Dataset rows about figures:
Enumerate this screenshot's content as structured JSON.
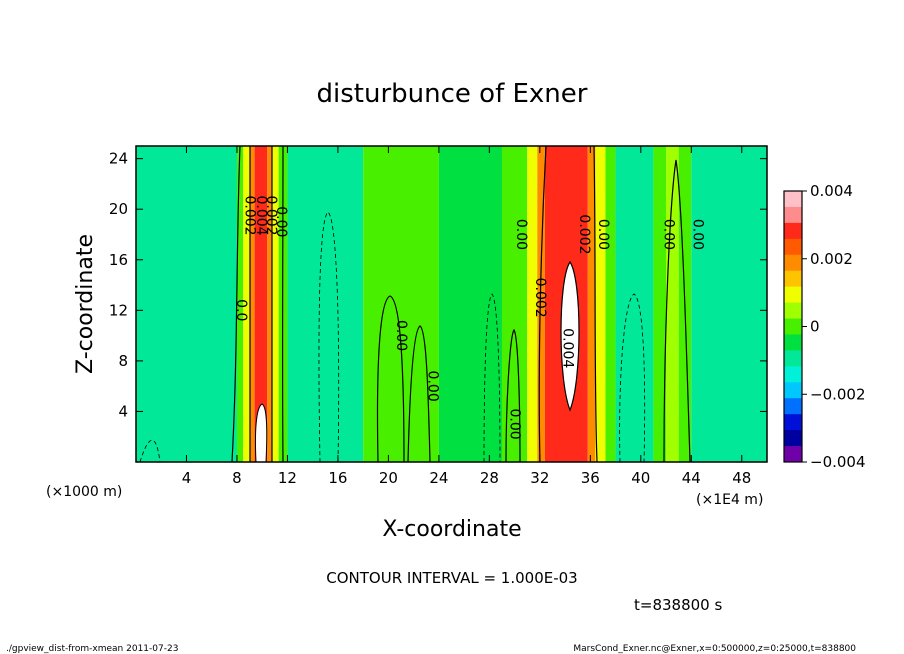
{
  "chart_data": {
    "type": "heatmap",
    "title": "disturbunce of Exner",
    "xlabel": "X-coordinate",
    "ylabel": "Z-coordinate",
    "x_unit_label": "(×1000 m)",
    "x_scale_label": "(×1E4 m)",
    "xlim": [
      0,
      50
    ],
    "ylim": [
      0,
      25
    ],
    "x_ticks": [
      4,
      8,
      12,
      16,
      20,
      24,
      28,
      32,
      36,
      40,
      44,
      48
    ],
    "y_ticks": [
      4,
      8,
      12,
      16,
      20,
      24
    ],
    "colorbar": {
      "min": -0.004,
      "max": 0.004,
      "tick_values": [
        0.004,
        0.002,
        0,
        -0.002,
        -0.004
      ],
      "tick_labels": [
        "0.004",
        "0.002",
        "0",
        "−0.002",
        "−0.004"
      ],
      "colors": [
        "#ffc0c8",
        "#ff8c8c",
        "#ff2a1a",
        "#ff5a00",
        "#ff8c00",
        "#ffc400",
        "#f0ff00",
        "#a0ff00",
        "#48f000",
        "#00e040",
        "#00e898",
        "#00f0d8",
        "#00c8ff",
        "#0070ff",
        "#0010d8",
        "#0000a0",
        "#7000a8"
      ]
    },
    "columns": [
      {
        "x_min": 0.0,
        "x_max": 8.0,
        "color": "#00e898"
      },
      {
        "x_min": 8.0,
        "x_max": 8.5,
        "color": "#48f000"
      },
      {
        "x_min": 8.5,
        "x_max": 9.0,
        "color": "#f0ff00"
      },
      {
        "x_min": 9.0,
        "x_max": 9.4,
        "color": "#ff8c00"
      },
      {
        "x_min": 9.4,
        "x_max": 10.4,
        "color": "#ff2a1a"
      },
      {
        "x_min": 10.4,
        "x_max": 10.8,
        "color": "#ff8c00"
      },
      {
        "x_min": 10.8,
        "x_max": 11.3,
        "color": "#f0ff00"
      },
      {
        "x_min": 11.3,
        "x_max": 12.0,
        "color": "#48f000"
      },
      {
        "x_min": 12.0,
        "x_max": 18.0,
        "color": "#00e898"
      },
      {
        "x_min": 18.0,
        "x_max": 24.0,
        "color": "#48f000"
      },
      {
        "x_min": 24.0,
        "x_max": 29.0,
        "color": "#00e040"
      },
      {
        "x_min": 29.0,
        "x_max": 31.0,
        "color": "#48f000"
      },
      {
        "x_min": 31.0,
        "x_max": 31.8,
        "color": "#f0ff00"
      },
      {
        "x_min": 31.8,
        "x_max": 32.4,
        "color": "#ff8c00"
      },
      {
        "x_min": 32.4,
        "x_max": 35.8,
        "color": "#ff2a1a"
      },
      {
        "x_min": 35.8,
        "x_max": 36.4,
        "color": "#ff8c00"
      },
      {
        "x_min": 36.4,
        "x_max": 37.2,
        "color": "#f0ff00"
      },
      {
        "x_min": 37.2,
        "x_max": 38.0,
        "color": "#48f000"
      },
      {
        "x_min": 38.0,
        "x_max": 41.0,
        "color": "#00e898"
      },
      {
        "x_min": 41.0,
        "x_max": 42.0,
        "color": "#48f000"
      },
      {
        "x_min": 42.0,
        "x_max": 43.0,
        "color": "#a0ff00"
      },
      {
        "x_min": 43.0,
        "x_max": 44.0,
        "color": "#48f000"
      },
      {
        "x_min": 44.0,
        "x_max": 50.0,
        "color": "#00e898"
      }
    ],
    "contour_labels": [
      {
        "text": "0.002",
        "x": 9.0,
        "z": 19.5
      },
      {
        "text": "0.004",
        "x": 9.9,
        "z": 19.5
      },
      {
        "text": "0.002",
        "x": 10.7,
        "z": 19.5
      },
      {
        "text": "0.00",
        "x": 11.5,
        "z": 19.0
      },
      {
        "text": "0.0",
        "x": 8.3,
        "z": 12.0
      },
      {
        "text": "0.00",
        "x": 30.5,
        "z": 18.0
      },
      {
        "text": "0.002",
        "x": 35.5,
        "z": 18.0
      },
      {
        "text": "0.00",
        "x": 37.0,
        "z": 18.0
      },
      {
        "text": "0.00",
        "x": 42.2,
        "z": 18.0
      },
      {
        "text": "0.00",
        "x": 44.5,
        "z": 18.0
      },
      {
        "text": "0.002",
        "x": 32.0,
        "z": 13.0
      },
      {
        "text": "0.004",
        "x": 34.2,
        "z": 9.0
      },
      {
        "text": "0.00",
        "x": 21.0,
        "z": 10.0
      },
      {
        "text": "0.00",
        "x": 23.5,
        "z": 6.0
      },
      {
        "text": "0.00",
        "x": 30.0,
        "z": 3.0
      }
    ],
    "contour_interval_text": "CONTOUR INTERVAL = 1.000E-03",
    "time_text": "t=838800 s"
  },
  "footer": {
    "left": "./gpview_dist-from-xmean  2011-07-23",
    "right": "MarsCond_Exner.nc@Exner,x=0:500000,z=0:25000,t=838800"
  }
}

_What this task involves_:
All the records above need to be given again word for word. Skip the pictures.

_Answer to the exercise_:
Enumerate this screenshot's content as structured JSON.
{
  "chart_data": {
    "type": "heatmap",
    "title": "disturbunce of Exner",
    "xlabel": "X-coordinate",
    "ylabel": "Z-coordinate",
    "x_unit_label": "(×1000 m)",
    "x_scale_label": "(×1E4 m)",
    "xlim": [
      0,
      50
    ],
    "ylim": [
      0,
      25
    ],
    "x_ticks": [
      4,
      8,
      12,
      16,
      20,
      24,
      28,
      32,
      36,
      40,
      44,
      48
    ],
    "y_ticks": [
      4,
      8,
      12,
      16,
      20,
      24
    ],
    "colorbar": {
      "min": -0.004,
      "max": 0.004,
      "tick_values": [
        0.004,
        0.002,
        0,
        -0.002,
        -0.004
      ],
      "tick_labels": [
        "0.004",
        "0.002",
        "0",
        "−0.002",
        "−0.004"
      ],
      "colors": [
        "#ffc0c8",
        "#ff8c8c",
        "#ff2a1a",
        "#ff5a00",
        "#ff8c00",
        "#ffc400",
        "#f0ff00",
        "#a0ff00",
        "#48f000",
        "#00e040",
        "#00e898",
        "#00f0d8",
        "#00c8ff",
        "#0070ff",
        "#0010d8",
        "#0000a0",
        "#7000a8"
      ]
    },
    "columns": [
      {
        "x_min": 0.0,
        "x_max": 8.0,
        "color": "#00e898"
      },
      {
        "x_min": 8.0,
        "x_max": 8.5,
        "color": "#48f000"
      },
      {
        "x_min": 8.5,
        "x_max": 9.0,
        "color": "#f0ff00"
      },
      {
        "x_min": 9.0,
        "x_max": 9.4,
        "color": "#ff8c00"
      },
      {
        "x_min": 9.4,
        "x_max": 10.4,
        "color": "#ff2a1a"
      },
      {
        "x_min": 10.4,
        "x_max": 10.8,
        "color": "#ff8c00"
      },
      {
        "x_min": 10.8,
        "x_max": 11.3,
        "color": "#f0ff00"
      },
      {
        "x_min": 11.3,
        "x_max": 12.0,
        "color": "#48f000"
      },
      {
        "x_min": 12.0,
        "x_max": 18.0,
        "color": "#00e898"
      },
      {
        "x_min": 18.0,
        "x_max": 24.0,
        "color": "#48f000"
      },
      {
        "x_min": 24.0,
        "x_max": 29.0,
        "color": "#00e040"
      },
      {
        "x_min": 29.0,
        "x_max": 31.0,
        "color": "#48f000"
      },
      {
        "x_min": 31.0,
        "x_max": 31.8,
        "color": "#f0ff00"
      },
      {
        "x_min": 31.8,
        "x_max": 32.4,
        "color": "#ff8c00"
      },
      {
        "x_min": 32.4,
        "x_max": 35.8,
        "color": "#ff2a1a"
      },
      {
        "x_min": 35.8,
        "x_max": 36.4,
        "color": "#ff8c00"
      },
      {
        "x_min": 36.4,
        "x_max": 37.2,
        "color": "#f0ff00"
      },
      {
        "x_min": 37.2,
        "x_max": 38.0,
        "color": "#48f000"
      },
      {
        "x_min": 38.0,
        "x_max": 41.0,
        "color": "#00e898"
      },
      {
        "x_min": 41.0,
        "x_max": 42.0,
        "color": "#48f000"
      },
      {
        "x_min": 42.0,
        "x_max": 43.0,
        "color": "#a0ff00"
      },
      {
        "x_min": 43.0,
        "x_max": 44.0,
        "color": "#48f000"
      },
      {
        "x_min": 44.0,
        "x_max": 50.0,
        "color": "#00e898"
      }
    ],
    "contour_labels": [
      {
        "text": "0.002",
        "x": 9.0,
        "z": 19.5
      },
      {
        "text": "0.004",
        "x": 9.9,
        "z": 19.5
      },
      {
        "text": "0.002",
        "x": 10.7,
        "z": 19.5
      },
      {
        "text": "0.00",
        "x": 11.5,
        "z": 19.0
      },
      {
        "text": "0.0",
        "x": 8.3,
        "z": 12.0
      },
      {
        "text": "0.00",
        "x": 30.5,
        "z": 18.0
      },
      {
        "text": "0.002",
        "x": 35.5,
        "z": 18.0
      },
      {
        "text": "0.00",
        "x": 37.0,
        "z": 18.0
      },
      {
        "text": "0.00",
        "x": 42.2,
        "z": 18.0
      },
      {
        "text": "0.00",
        "x": 44.5,
        "z": 18.0
      },
      {
        "text": "0.002",
        "x": 32.0,
        "z": 13.0
      },
      {
        "text": "0.004",
        "x": 34.2,
        "z": 9.0
      },
      {
        "text": "0.00",
        "x": 21.0,
        "z": 10.0
      },
      {
        "text": "0.00",
        "x": 23.5,
        "z": 6.0
      },
      {
        "text": "0.00",
        "x": 30.0,
        "z": 3.0
      }
    ],
    "contour_interval_text": "CONTOUR INTERVAL = 1.000E-03",
    "time_text": "t=838800 s"
  },
  "footer": {
    "left": "./gpview_dist-from-xmean  2011-07-23",
    "right": "MarsCond_Exner.nc@Exner,x=0:500000,z=0:25000,t=838800"
  }
}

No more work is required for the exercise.